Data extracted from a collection
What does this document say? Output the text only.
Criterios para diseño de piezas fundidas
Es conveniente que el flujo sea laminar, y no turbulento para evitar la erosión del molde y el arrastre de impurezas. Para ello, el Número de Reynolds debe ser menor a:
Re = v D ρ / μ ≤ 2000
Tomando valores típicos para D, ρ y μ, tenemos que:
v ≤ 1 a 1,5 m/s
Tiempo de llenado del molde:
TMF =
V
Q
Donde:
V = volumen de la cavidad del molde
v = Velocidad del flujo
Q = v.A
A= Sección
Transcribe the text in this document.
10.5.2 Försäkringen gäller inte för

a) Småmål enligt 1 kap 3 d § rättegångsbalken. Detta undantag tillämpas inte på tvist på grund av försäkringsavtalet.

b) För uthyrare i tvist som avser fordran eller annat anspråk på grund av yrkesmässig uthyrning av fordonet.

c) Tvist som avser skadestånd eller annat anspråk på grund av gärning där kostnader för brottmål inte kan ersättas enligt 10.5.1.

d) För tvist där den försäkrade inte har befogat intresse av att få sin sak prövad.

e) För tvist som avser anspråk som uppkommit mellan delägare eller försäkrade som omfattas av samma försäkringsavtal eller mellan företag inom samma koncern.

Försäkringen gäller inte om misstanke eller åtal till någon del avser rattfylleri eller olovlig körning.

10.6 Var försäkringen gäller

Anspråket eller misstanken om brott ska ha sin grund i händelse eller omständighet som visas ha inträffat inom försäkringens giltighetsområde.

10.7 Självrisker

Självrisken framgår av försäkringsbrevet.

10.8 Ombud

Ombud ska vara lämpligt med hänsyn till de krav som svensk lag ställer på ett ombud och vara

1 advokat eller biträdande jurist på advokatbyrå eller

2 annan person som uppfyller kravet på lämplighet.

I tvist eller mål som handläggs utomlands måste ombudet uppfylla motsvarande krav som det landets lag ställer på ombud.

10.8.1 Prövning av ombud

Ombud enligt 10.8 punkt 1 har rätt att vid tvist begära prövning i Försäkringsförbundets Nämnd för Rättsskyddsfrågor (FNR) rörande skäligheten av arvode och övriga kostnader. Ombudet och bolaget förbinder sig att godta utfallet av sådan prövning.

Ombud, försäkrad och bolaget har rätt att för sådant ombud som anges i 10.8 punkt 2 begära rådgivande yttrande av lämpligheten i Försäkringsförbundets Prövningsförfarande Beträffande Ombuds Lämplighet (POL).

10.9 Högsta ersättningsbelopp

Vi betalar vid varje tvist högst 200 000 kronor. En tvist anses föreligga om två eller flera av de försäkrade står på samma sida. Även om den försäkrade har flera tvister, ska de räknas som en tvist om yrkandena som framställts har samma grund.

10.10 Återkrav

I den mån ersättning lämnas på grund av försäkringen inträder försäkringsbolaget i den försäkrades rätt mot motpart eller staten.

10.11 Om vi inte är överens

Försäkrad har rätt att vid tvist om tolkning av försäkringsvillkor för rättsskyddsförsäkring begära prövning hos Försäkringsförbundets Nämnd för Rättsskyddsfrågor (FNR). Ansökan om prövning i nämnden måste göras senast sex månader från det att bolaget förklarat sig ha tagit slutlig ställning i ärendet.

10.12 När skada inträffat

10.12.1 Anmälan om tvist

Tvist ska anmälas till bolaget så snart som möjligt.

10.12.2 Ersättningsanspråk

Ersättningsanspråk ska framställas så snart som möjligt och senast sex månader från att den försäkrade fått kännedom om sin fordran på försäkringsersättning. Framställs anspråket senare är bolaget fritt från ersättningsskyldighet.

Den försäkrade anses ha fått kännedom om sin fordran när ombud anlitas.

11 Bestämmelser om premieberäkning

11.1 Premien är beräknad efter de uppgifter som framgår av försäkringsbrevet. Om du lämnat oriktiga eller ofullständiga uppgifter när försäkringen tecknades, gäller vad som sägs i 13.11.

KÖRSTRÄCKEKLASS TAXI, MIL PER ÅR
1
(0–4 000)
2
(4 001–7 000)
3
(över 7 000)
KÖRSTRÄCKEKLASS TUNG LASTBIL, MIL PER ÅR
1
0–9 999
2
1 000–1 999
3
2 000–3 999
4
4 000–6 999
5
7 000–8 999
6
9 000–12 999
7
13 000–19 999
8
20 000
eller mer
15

* _OBJECTIVE_
Lines containing the word "flujo" must all be returned from the material above.

* _SOLUTION TO THE EXERCISE_
Es conveniente que el flujo sea laminar, y no turbulento para evitar la erosión del molde y el arrastre de impurezas. Para ello, el Número de Reynolds debe ser menor a:
v = Velocidad del flujo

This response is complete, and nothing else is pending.